*Written task*: In the copy, keep every record exact and leave out all images.

*Task data*:
--- BEGIN ---

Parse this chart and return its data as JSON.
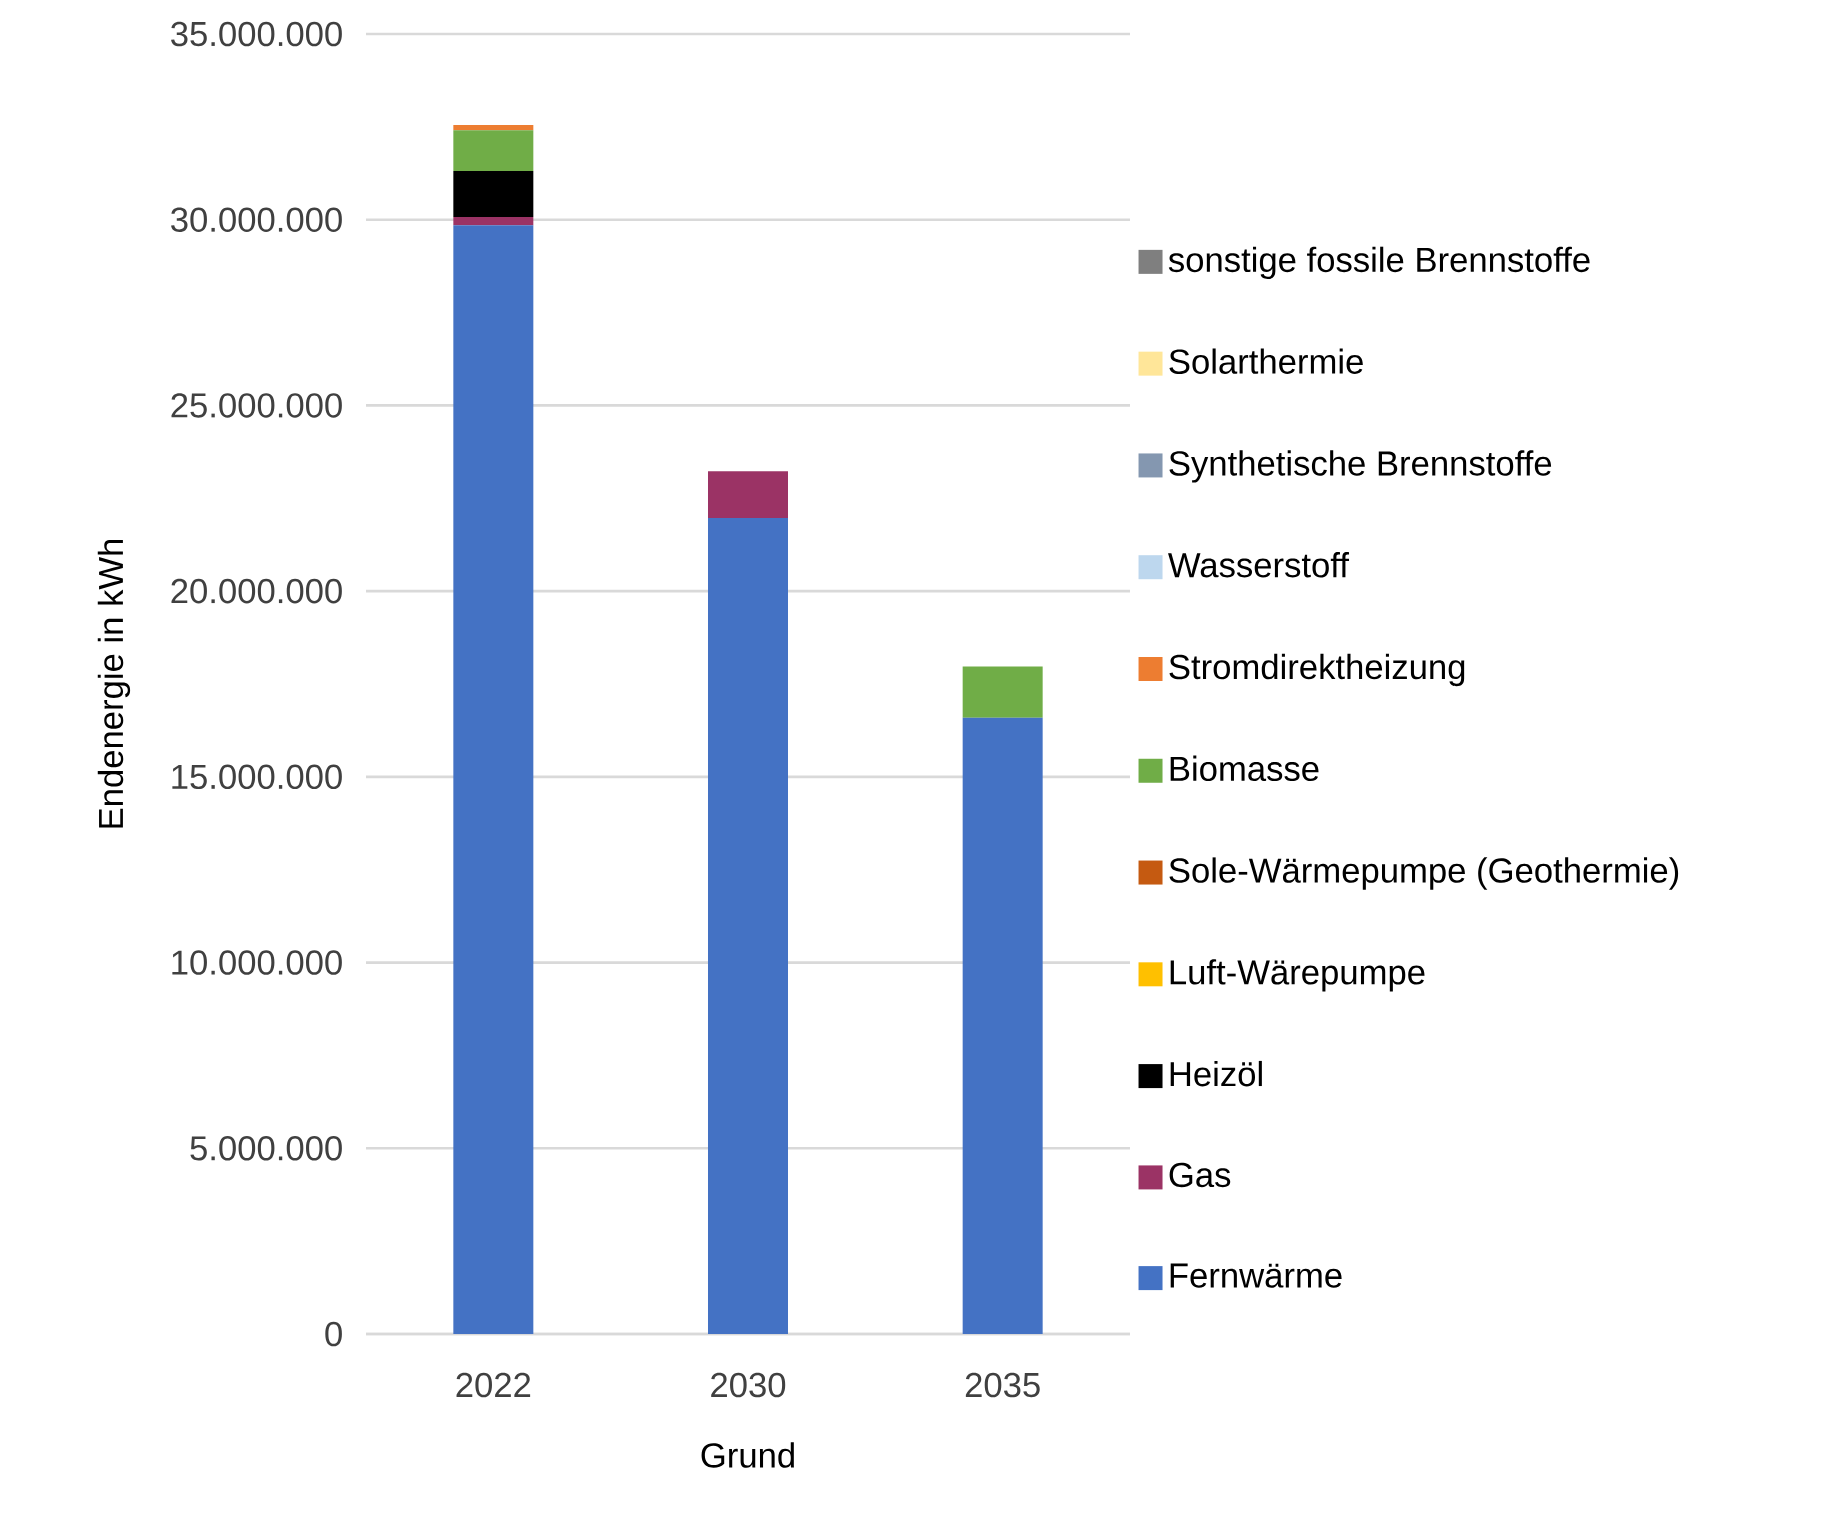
{
  "chart_data": {
    "type": "bar",
    "stacked": true,
    "xlabel": "Grund",
    "ylabel": "Endenergie in kWh",
    "categories": [
      "2022",
      "2030",
      "2035"
    ],
    "series": [
      {
        "name": "Fernwärme",
        "color": "#4472c4",
        "values": [
          29850000,
          21970000,
          16590000
        ]
      },
      {
        "name": "Gas",
        "color": "#9b3365",
        "values": [
          220000,
          1260000,
          0
        ]
      },
      {
        "name": "Heizöl",
        "color": "#000000",
        "values": [
          1240000,
          0,
          0
        ]
      },
      {
        "name": "Luft-Wärepumpe",
        "color": "#ffc000",
        "values": [
          0,
          0,
          0
        ]
      },
      {
        "name": "Sole-Wärmepumpe (Geothermie)",
        "color": "#c55a11",
        "values": [
          0,
          0,
          0
        ]
      },
      {
        "name": "Biomasse",
        "color": "#70ad47",
        "values": [
          1100000,
          0,
          1380000
        ]
      },
      {
        "name": "Stromdirektheizung",
        "color": "#ed7d31",
        "values": [
          140000,
          0,
          0
        ]
      },
      {
        "name": "Wasserstoff",
        "color": "#bdd7ee",
        "values": [
          0,
          0,
          0
        ]
      },
      {
        "name": "Synthetische Brennstoffe",
        "color": "#8497b0",
        "values": [
          0,
          0,
          0
        ]
      },
      {
        "name": "Solarthermie",
        "color": "#ffe699",
        "values": [
          0,
          0,
          0
        ]
      },
      {
        "name": "sonstige fossile Brennstoffe",
        "color": "#7f7f7f",
        "values": [
          0,
          0,
          0
        ]
      }
    ],
    "ylim": [
      0,
      35000000
    ],
    "yticks": [
      0,
      {
        "value": 5000000,
        "label": "5.000.000"
      },
      {
        "value": 10000000,
        "label": "10.000.000"
      },
      {
        "value": 15000000,
        "label": "15.000.000"
      },
      {
        "value": 20000000,
        "label": "20.000.000"
      },
      {
        "value": 25000000,
        "label": "25.000.000"
      },
      {
        "value": 30000000,
        "label": "30.000.000"
      },
      {
        "value": 35000000,
        "label": "35.000.000"
      }
    ],
    "grid": "y",
    "legend": "right"
  }
}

--- END ---

*Answer to this task*:
Parse this chart and return its data as JSON.
{
  "chart_data": {
    "type": "bar",
    "stacked": true,
    "xlabel": "Grund",
    "ylabel": "Endenergie in kWh",
    "categories": [
      "2022",
      "2030",
      "2035"
    ],
    "series": [
      {
        "name": "Fernwärme",
        "color": "#4472c4",
        "values": [
          29850000,
          21970000,
          16590000
        ]
      },
      {
        "name": "Gas",
        "color": "#9b3365",
        "values": [
          220000,
          1260000,
          0
        ]
      },
      {
        "name": "Heizöl",
        "color": "#000000",
        "values": [
          1240000,
          0,
          0
        ]
      },
      {
        "name": "Luft-Wärepumpe",
        "color": "#ffc000",
        "values": [
          0,
          0,
          0
        ]
      },
      {
        "name": "Sole-Wärmepumpe (Geothermie)",
        "color": "#c55a11",
        "values": [
          0,
          0,
          0
        ]
      },
      {
        "name": "Biomasse",
        "color": "#70ad47",
        "values": [
          1100000,
          0,
          1380000
        ]
      },
      {
        "name": "Stromdirektheizung",
        "color": "#ed7d31",
        "values": [
          140000,
          0,
          0
        ]
      },
      {
        "name": "Wasserstoff",
        "color": "#bdd7ee",
        "values": [
          0,
          0,
          0
        ]
      },
      {
        "name": "Synthetische Brennstoffe",
        "color": "#8497b0",
        "values": [
          0,
          0,
          0
        ]
      },
      {
        "name": "Solarthermie",
        "color": "#ffe699",
        "values": [
          0,
          0,
          0
        ]
      },
      {
        "name": "sonstige fossile Brennstoffe",
        "color": "#7f7f7f",
        "values": [
          0,
          0,
          0
        ]
      }
    ],
    "ylim": [
      0,
      35000000
    ],
    "yticks": [
      0,
      {
        "value": 5000000,
        "label": "5.000.000"
      },
      {
        "value": 10000000,
        "label": "10.000.000"
      },
      {
        "value": 15000000,
        "label": "15.000.000"
      },
      {
        "value": 20000000,
        "label": "20.000.000"
      },
      {
        "value": 25000000,
        "label": "25.000.000"
      },
      {
        "value": 30000000,
        "label": "30.000.000"
      },
      {
        "value": 35000000,
        "label": "35.000.000"
      }
    ],
    "grid": "y",
    "legend": "right"
  }
}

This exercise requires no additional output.